§ What the task asks:
Write the records out again, keeping each line exactly as it is.

>> begin Dataset rows

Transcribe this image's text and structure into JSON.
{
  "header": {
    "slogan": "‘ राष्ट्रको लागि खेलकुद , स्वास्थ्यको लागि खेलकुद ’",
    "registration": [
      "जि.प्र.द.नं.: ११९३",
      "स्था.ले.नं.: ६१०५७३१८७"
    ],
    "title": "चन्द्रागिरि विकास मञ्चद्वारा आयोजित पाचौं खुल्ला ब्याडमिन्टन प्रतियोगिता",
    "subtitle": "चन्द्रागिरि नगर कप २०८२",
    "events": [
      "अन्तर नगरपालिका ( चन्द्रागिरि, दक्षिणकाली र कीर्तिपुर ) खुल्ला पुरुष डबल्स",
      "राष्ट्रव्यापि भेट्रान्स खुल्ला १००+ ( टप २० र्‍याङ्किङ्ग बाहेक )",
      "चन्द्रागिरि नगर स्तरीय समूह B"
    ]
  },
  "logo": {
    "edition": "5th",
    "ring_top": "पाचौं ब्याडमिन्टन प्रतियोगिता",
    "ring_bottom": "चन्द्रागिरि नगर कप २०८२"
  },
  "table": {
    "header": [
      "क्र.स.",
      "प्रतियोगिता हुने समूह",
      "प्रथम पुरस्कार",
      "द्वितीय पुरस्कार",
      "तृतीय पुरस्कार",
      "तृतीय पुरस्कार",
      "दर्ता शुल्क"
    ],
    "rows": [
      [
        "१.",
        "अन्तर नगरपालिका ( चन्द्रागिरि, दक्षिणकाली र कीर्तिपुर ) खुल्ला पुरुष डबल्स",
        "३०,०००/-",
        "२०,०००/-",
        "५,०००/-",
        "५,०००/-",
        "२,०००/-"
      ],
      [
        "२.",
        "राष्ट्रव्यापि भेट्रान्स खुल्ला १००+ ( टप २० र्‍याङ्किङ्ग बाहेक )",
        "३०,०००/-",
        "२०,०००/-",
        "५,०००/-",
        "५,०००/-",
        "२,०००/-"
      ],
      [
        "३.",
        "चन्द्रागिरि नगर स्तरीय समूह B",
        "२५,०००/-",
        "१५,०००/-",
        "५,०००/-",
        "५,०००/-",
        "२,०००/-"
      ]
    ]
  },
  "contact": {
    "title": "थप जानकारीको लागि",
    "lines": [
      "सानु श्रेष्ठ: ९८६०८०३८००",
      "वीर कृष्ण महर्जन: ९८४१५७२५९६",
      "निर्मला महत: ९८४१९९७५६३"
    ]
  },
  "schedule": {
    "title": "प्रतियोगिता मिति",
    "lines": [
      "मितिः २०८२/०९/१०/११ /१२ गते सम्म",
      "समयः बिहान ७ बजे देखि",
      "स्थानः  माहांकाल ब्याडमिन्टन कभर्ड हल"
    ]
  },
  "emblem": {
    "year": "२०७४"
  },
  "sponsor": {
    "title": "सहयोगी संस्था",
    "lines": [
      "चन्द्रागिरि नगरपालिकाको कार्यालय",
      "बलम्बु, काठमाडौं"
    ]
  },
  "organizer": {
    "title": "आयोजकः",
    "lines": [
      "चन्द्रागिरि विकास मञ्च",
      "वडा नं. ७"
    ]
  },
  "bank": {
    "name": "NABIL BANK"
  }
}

>> end Dataset rows

§ Task output:
Transcribe this image's text and structure into JSON.
{
  "header": {
    "slogan": "‘ राष्ट्रको लागि खेलकुद , स्वास्थ्यको लागि खेलकुद ’",
    "registration": [
      "जि.प्र.द.नं.: ११९३",
      "स्था.ले.नं.: ६१०५७३१८७"
    ],
    "title": "चन्द्रागिरि विकास मञ्चद्वारा आयोजित पाचौं खुल्ला ब्याडमिन्टन प्रतियोगिता",
    "subtitle": "चन्द्रागिरि नगर कप २०८२",
    "events": [
      "अन्तर नगरपालिका ( चन्द्रागिरि, दक्षिणकाली र कीर्तिपुर ) खुल्ला पुरुष डबल्स",
      "राष्ट्रव्यापि भेट्रान्स खुल्ला १००+ ( टप २० र्‍याङ्किङ्ग बाहेक )",
      "चन्द्रागिरि नगर स्तरीय समूह B"
    ]
  },
  "logo": {
    "edition": "5th",
    "ring_top": "पाचौं ब्याडमिन्टन प्रतियोगिता",
    "ring_bottom": "चन्द्रागिरि नगर कप २०८२"
  },
  "table": {
    "header": [
      "क्र.स.",
      "प्रतियोगिता हुने समूह",
      "प्रथम पुरस्कार",
      "द्वितीय पुरस्कार",
      "तृतीय पुरस्कार",
      "तृतीय पुरस्कार",
      "दर्ता शुल्क"
    ],
    "rows": [
      [
        "१.",
        "अन्तर नगरपालिका ( चन्द्रागिरि, दक्षिणकाली र कीर्तिपुर ) खुल्ला पुरुष डबल्स",
        "३०,०००/-",
        "२०,०००/-",
        "५,०००/-",
        "५,०००/-",
        "२,०००/-"
      ],
      [
        "२.",
        "राष्ट्रव्यापि भेट्रान्स खुल्ला १००+ ( टप २० र्‍याङ्किङ्ग बाहेक )",
        "३०,०००/-",
        "२०,०००/-",
        "५,०००/-",
        "५,०००/-",
        "२,०००/-"
      ],
      [
        "३.",
        "चन्द्रागिरि नगर स्तरीय समूह B",
        "२५,०००/-",
        "१५,०००/-",
        "५,०००/-",
        "५,०००/-",
        "२,०००/-"
      ]
    ]
  },
  "contact": {
    "title": "थप जानकारीको लागि",
    "lines": [
      "सानु श्रेष्ठ: ९८६०८०३८००",
      "वीर कृष्ण महर्जन: ९८४१५७२५९६",
      "निर्मला महत: ९८४१९९७५६३"
    ]
  },
  "schedule": {
    "title": "प्रतियोगिता मिति",
    "lines": [
      "मितिः २०८२/०९/१०/११ /१२ गते सम्म",
      "समयः बिहान ७ बजे देखि",
      "स्थानः  माहांकाल ब्याडमिन्टन कभर्ड हल"
    ]
  },
  "emblem": {
    "year": "२०७४"
  },
  "sponsor": {
    "title": "सहयोगी संस्था",
    "lines": [
      "चन्द्रागिरि नगरपालिकाको कार्यालय",
      "बलम्बु, काठमाडौं"
    ]
  },
  "organizer": {
    "title": "आयोजकः",
    "lines": [
      "चन्द्रागिरि विकास मञ्च",
      "वडा नं. ७"
    ]
  },
  "bank": {
    "name": "NABIL BANK"
  }
}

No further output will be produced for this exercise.